## INPUT ROWS

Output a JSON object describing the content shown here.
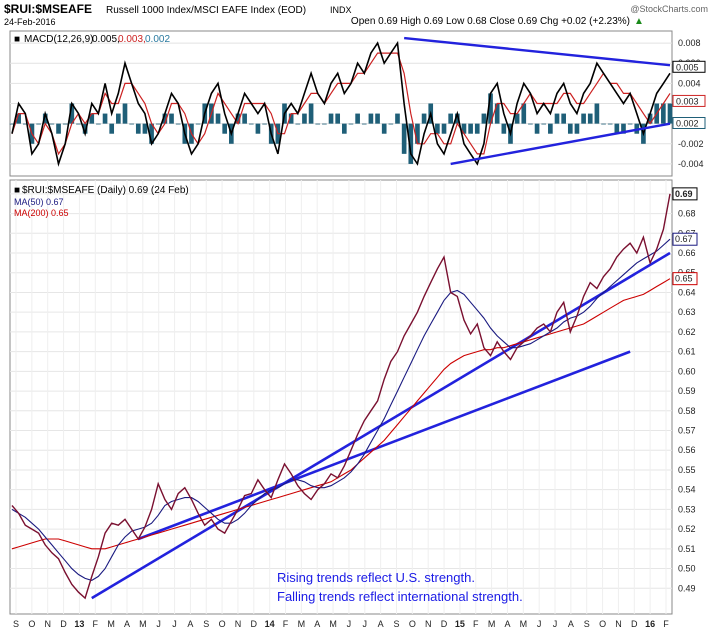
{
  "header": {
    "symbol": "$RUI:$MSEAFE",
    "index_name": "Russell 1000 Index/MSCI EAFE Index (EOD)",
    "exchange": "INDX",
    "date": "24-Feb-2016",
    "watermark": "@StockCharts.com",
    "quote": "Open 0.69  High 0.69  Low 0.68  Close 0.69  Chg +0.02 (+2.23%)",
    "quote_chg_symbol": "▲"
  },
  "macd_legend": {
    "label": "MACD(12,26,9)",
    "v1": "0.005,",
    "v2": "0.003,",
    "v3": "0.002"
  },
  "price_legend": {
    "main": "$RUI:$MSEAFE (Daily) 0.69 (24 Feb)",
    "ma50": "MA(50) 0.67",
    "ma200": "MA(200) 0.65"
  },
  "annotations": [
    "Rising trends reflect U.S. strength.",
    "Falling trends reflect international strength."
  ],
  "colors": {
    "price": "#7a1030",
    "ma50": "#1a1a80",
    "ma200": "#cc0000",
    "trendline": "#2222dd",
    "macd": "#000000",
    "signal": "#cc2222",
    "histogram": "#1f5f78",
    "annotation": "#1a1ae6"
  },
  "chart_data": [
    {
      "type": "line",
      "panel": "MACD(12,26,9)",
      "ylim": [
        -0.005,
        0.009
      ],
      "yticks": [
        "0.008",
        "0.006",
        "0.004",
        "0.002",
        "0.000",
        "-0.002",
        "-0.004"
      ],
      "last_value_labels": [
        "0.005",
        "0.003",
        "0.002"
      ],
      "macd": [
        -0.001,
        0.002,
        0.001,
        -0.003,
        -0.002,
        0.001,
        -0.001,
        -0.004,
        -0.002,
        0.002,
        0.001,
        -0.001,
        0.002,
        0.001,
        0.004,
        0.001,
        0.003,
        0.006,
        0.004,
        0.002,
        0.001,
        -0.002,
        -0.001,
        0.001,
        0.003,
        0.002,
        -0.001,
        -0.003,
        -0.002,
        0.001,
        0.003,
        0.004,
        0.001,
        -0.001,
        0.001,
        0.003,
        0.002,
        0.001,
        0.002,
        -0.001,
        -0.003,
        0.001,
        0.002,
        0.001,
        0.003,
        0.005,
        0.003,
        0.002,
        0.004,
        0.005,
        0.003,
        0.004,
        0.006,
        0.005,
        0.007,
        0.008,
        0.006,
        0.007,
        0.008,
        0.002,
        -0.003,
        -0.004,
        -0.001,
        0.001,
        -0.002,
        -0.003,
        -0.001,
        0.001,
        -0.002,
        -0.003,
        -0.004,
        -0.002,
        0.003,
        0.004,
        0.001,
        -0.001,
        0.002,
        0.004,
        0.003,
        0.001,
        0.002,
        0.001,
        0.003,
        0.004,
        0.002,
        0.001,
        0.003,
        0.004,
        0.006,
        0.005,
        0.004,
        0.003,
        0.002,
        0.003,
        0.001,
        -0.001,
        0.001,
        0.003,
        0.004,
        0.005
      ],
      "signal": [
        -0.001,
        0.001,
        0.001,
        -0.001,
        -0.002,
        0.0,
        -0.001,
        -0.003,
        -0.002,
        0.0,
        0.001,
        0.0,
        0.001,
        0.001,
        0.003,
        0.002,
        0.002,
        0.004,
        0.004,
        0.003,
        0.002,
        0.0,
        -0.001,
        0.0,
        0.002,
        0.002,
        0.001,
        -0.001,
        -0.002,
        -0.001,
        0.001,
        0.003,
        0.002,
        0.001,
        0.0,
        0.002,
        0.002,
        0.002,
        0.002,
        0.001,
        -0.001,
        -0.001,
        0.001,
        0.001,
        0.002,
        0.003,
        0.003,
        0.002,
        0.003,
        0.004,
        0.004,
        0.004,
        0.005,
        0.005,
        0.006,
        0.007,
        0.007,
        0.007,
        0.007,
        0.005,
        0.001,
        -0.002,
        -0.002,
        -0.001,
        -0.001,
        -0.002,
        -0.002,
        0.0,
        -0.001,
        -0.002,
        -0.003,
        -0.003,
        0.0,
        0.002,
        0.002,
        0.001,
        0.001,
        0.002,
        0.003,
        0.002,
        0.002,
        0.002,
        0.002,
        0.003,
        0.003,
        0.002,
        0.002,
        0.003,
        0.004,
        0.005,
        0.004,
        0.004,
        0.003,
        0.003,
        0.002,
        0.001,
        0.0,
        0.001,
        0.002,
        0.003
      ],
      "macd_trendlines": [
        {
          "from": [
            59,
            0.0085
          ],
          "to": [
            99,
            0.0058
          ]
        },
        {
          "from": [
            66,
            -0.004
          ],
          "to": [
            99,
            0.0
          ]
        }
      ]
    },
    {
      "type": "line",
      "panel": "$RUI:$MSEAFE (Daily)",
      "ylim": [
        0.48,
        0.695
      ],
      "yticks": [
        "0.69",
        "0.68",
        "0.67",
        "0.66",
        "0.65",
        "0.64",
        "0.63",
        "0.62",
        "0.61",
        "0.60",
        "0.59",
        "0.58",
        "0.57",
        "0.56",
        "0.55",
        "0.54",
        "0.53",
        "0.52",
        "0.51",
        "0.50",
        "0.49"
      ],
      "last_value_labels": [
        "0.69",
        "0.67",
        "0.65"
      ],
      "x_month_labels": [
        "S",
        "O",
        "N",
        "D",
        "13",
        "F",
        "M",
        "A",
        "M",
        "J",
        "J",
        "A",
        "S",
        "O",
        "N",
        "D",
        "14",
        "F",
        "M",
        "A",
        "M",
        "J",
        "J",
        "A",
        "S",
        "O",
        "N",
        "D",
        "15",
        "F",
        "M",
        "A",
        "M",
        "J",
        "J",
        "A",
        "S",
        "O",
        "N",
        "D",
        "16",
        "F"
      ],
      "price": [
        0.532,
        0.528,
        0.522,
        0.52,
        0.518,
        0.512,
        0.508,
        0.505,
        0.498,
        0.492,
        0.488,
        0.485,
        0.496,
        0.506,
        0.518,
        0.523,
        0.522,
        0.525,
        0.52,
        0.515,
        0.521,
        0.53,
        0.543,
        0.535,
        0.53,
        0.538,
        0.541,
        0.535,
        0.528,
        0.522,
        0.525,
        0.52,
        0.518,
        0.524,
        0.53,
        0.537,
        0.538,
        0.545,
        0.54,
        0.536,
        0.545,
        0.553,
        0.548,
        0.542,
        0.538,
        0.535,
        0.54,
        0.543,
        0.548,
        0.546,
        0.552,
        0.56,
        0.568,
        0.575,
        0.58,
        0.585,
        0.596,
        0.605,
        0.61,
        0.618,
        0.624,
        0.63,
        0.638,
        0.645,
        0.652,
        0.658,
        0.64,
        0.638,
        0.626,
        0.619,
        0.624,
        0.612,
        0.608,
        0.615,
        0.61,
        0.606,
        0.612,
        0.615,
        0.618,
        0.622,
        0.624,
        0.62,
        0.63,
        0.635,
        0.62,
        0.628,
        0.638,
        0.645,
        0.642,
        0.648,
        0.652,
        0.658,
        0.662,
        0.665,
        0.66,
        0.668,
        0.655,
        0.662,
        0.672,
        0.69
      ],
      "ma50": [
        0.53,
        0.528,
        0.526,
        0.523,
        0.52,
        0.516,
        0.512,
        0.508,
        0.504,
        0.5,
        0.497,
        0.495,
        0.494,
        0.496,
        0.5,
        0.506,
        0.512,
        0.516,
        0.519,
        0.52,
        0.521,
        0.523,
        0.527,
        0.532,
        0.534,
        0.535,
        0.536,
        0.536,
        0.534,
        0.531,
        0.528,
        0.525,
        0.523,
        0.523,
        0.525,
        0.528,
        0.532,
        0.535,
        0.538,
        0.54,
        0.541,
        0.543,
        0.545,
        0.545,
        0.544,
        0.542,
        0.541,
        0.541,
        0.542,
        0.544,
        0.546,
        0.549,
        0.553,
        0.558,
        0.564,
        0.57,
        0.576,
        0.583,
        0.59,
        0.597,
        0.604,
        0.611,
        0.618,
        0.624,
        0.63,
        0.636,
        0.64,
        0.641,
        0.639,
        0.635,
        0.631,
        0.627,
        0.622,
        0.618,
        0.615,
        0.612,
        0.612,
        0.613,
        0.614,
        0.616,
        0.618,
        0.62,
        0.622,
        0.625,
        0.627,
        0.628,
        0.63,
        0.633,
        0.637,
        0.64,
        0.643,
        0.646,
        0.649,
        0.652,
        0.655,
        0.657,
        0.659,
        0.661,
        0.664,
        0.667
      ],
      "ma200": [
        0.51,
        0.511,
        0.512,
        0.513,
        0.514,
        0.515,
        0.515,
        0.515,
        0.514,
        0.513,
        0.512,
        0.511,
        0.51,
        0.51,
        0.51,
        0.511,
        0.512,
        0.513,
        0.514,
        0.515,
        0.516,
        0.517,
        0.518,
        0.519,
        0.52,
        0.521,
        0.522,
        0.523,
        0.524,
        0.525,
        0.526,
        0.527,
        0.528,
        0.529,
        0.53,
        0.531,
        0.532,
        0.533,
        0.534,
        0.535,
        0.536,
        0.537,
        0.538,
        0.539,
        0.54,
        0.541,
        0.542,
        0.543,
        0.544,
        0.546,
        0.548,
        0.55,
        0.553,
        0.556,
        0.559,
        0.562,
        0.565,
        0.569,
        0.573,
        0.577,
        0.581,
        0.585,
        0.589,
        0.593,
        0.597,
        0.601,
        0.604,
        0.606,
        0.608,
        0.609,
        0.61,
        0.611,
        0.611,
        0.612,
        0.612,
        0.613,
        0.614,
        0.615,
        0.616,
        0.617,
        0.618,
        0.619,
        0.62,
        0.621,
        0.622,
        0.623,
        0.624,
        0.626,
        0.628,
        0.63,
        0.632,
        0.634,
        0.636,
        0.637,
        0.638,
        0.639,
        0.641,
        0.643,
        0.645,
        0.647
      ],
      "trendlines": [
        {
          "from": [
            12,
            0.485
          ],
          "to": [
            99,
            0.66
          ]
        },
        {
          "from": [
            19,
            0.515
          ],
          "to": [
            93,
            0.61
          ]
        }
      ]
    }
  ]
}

...

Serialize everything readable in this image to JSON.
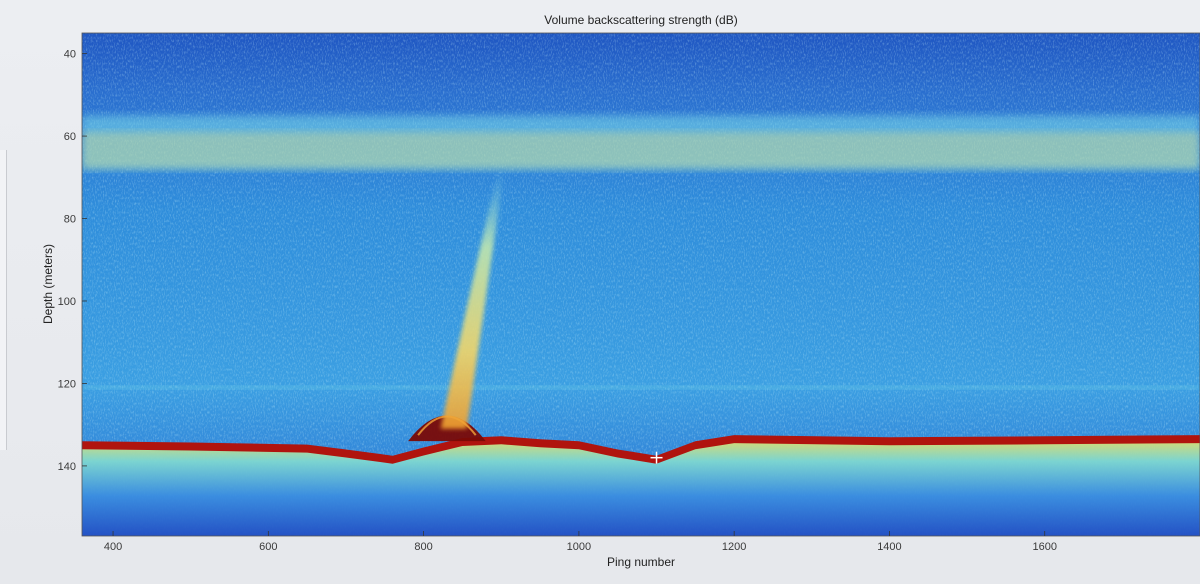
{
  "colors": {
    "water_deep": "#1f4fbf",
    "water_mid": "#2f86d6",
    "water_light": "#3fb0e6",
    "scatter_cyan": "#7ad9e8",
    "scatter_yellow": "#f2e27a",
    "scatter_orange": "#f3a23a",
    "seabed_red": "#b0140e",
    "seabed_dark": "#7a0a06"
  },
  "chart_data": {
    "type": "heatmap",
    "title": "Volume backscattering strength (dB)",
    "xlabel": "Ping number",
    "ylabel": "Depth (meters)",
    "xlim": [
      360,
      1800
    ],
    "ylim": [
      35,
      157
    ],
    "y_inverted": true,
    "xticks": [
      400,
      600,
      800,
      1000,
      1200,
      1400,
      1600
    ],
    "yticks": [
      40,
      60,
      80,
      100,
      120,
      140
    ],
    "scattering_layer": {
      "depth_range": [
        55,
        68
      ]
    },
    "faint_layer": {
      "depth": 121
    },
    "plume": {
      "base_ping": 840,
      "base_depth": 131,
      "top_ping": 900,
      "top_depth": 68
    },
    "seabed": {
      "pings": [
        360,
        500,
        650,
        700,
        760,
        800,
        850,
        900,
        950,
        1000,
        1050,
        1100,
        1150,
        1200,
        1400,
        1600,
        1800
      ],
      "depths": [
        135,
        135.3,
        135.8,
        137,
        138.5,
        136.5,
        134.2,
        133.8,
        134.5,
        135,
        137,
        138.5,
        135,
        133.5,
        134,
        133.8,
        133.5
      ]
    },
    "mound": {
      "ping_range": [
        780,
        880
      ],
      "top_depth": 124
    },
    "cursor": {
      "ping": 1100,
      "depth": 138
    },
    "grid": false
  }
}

==

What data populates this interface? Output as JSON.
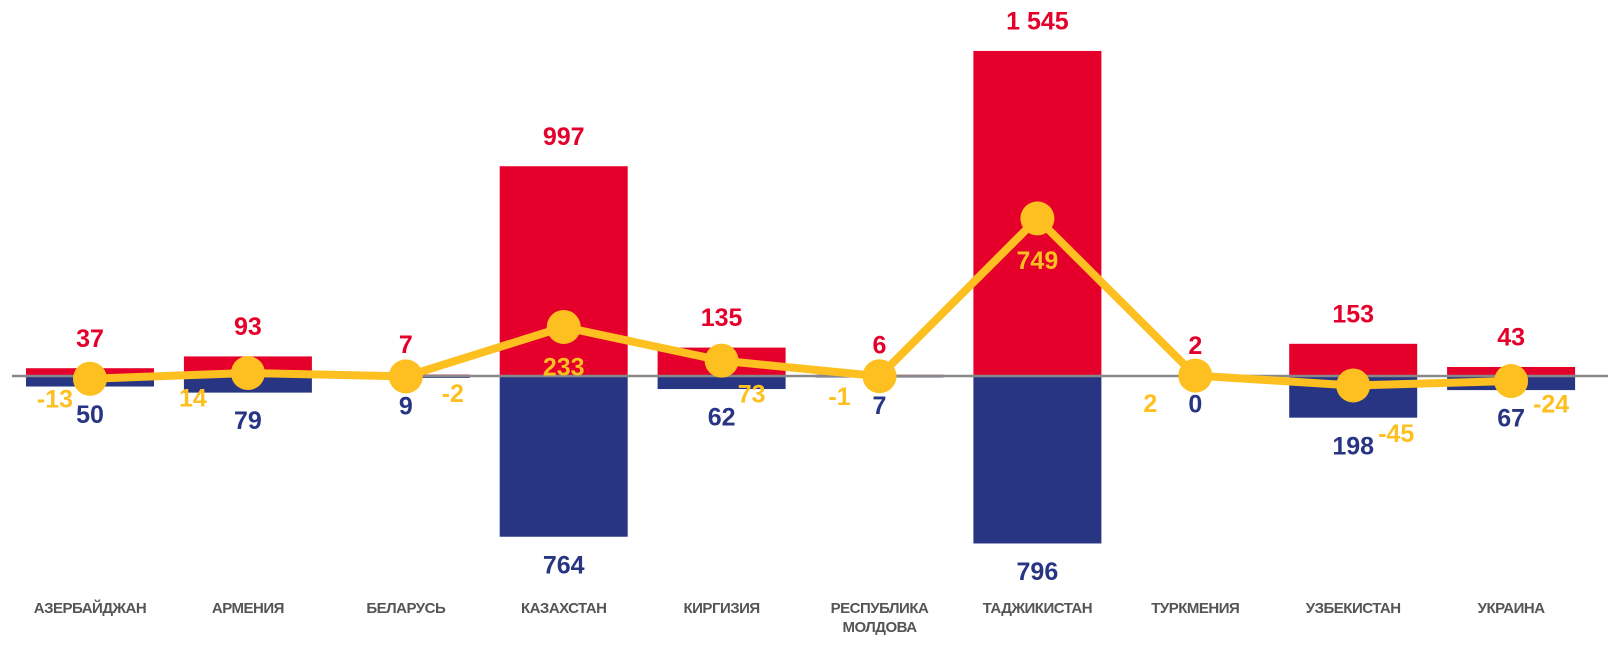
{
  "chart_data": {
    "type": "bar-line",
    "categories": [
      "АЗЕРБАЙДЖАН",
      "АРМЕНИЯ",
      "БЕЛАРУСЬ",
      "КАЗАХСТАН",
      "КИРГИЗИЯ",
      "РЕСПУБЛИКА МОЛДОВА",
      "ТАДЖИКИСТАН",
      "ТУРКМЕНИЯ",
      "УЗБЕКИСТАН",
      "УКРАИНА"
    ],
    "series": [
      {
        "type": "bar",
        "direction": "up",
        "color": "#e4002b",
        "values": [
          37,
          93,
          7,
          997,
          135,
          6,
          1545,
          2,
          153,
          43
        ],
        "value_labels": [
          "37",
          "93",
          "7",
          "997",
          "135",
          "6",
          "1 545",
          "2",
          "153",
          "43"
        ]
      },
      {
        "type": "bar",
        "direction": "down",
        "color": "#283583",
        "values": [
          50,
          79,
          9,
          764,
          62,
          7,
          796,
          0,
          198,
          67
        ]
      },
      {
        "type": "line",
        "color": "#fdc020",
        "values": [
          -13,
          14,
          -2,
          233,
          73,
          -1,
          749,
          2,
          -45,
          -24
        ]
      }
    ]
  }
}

## JOB
Return each line where "this" shows up.

## OUTPUT
Serialize everything readable in this image to JSON.
What data populates this interface? Output as JSON.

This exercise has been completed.